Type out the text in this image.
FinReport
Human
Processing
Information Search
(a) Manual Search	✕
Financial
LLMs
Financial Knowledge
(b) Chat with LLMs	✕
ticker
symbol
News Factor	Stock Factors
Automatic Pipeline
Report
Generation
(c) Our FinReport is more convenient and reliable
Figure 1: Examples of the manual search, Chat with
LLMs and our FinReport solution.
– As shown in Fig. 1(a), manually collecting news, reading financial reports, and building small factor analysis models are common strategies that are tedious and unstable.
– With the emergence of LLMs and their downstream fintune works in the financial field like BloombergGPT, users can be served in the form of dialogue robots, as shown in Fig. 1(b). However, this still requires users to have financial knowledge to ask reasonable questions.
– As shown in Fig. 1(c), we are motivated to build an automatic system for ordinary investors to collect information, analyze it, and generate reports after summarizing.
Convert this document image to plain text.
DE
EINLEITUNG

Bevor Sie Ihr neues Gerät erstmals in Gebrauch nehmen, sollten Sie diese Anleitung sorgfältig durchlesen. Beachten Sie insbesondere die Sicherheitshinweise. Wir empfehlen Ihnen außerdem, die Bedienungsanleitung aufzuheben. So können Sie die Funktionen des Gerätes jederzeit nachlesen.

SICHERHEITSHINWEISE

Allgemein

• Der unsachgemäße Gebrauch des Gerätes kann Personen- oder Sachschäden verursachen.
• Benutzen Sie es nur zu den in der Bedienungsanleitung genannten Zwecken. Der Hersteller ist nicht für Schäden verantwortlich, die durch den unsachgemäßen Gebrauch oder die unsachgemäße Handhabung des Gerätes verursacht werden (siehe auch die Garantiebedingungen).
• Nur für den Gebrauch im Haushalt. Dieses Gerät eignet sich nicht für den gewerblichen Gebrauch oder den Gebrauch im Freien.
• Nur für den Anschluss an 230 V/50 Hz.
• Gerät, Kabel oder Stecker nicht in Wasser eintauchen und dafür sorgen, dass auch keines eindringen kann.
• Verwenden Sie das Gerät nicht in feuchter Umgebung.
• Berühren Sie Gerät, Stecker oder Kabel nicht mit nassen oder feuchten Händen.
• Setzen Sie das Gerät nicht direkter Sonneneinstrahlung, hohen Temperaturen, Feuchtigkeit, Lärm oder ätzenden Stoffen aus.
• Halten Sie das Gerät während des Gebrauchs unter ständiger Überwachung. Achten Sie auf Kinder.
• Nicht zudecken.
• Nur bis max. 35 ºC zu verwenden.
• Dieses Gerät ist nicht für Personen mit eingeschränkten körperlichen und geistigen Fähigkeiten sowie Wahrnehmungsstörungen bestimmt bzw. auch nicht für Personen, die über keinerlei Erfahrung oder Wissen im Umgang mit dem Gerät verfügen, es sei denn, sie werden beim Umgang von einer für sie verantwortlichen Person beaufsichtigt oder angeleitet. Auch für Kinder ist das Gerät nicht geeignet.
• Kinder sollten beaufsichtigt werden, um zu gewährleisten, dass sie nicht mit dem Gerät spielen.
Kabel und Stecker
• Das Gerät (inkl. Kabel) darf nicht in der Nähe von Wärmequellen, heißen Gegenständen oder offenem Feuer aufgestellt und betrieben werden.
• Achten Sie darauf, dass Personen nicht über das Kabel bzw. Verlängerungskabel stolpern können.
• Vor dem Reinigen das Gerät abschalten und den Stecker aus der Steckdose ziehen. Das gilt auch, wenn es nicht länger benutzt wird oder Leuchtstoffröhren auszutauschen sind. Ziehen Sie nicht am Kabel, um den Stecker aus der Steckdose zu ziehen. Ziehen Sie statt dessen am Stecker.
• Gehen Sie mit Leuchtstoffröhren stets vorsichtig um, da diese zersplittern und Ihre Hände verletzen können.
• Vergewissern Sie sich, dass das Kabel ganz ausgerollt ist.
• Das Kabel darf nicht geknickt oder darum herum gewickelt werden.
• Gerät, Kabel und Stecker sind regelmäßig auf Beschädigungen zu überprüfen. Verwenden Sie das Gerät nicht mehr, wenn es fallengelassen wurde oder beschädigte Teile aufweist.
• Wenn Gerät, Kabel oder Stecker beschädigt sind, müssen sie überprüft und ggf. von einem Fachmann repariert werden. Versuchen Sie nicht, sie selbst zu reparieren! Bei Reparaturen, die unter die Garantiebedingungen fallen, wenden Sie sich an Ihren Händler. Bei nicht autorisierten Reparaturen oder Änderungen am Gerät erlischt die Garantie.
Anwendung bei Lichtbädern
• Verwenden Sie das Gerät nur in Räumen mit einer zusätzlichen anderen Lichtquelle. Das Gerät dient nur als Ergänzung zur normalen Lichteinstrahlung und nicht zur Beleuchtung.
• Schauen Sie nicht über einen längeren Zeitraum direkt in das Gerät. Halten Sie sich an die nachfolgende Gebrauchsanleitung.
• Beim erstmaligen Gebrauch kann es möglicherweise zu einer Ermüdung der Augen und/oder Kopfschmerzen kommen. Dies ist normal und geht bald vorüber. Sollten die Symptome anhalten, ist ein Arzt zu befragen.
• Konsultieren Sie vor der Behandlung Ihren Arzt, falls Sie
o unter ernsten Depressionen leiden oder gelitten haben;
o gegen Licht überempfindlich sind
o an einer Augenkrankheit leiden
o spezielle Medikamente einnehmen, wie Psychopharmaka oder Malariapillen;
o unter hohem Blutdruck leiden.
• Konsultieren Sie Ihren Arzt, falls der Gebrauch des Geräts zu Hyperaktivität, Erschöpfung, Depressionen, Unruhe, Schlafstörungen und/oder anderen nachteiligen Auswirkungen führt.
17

__Exercise description__. List each line in the listing that contains the string "Leuchtstoffröhren".

__Complete response__.
• Vor dem Reinigen das Gerät abschalten und den Stecker aus der Steckdose ziehen. Das gilt auch, wenn es nicht länger benutzt wird oder Leuchtstoffröhren auszutauschen sind. Ziehen Sie nicht am Kabel, um den Stecker aus der Steckdose zu ziehen. Ziehen Sie statt dessen am Stecker.
• Gehen Sie mit Leuchtstoffröhren stets vorsichtig um, da diese zersplittern und Ihre Hände verletzen können.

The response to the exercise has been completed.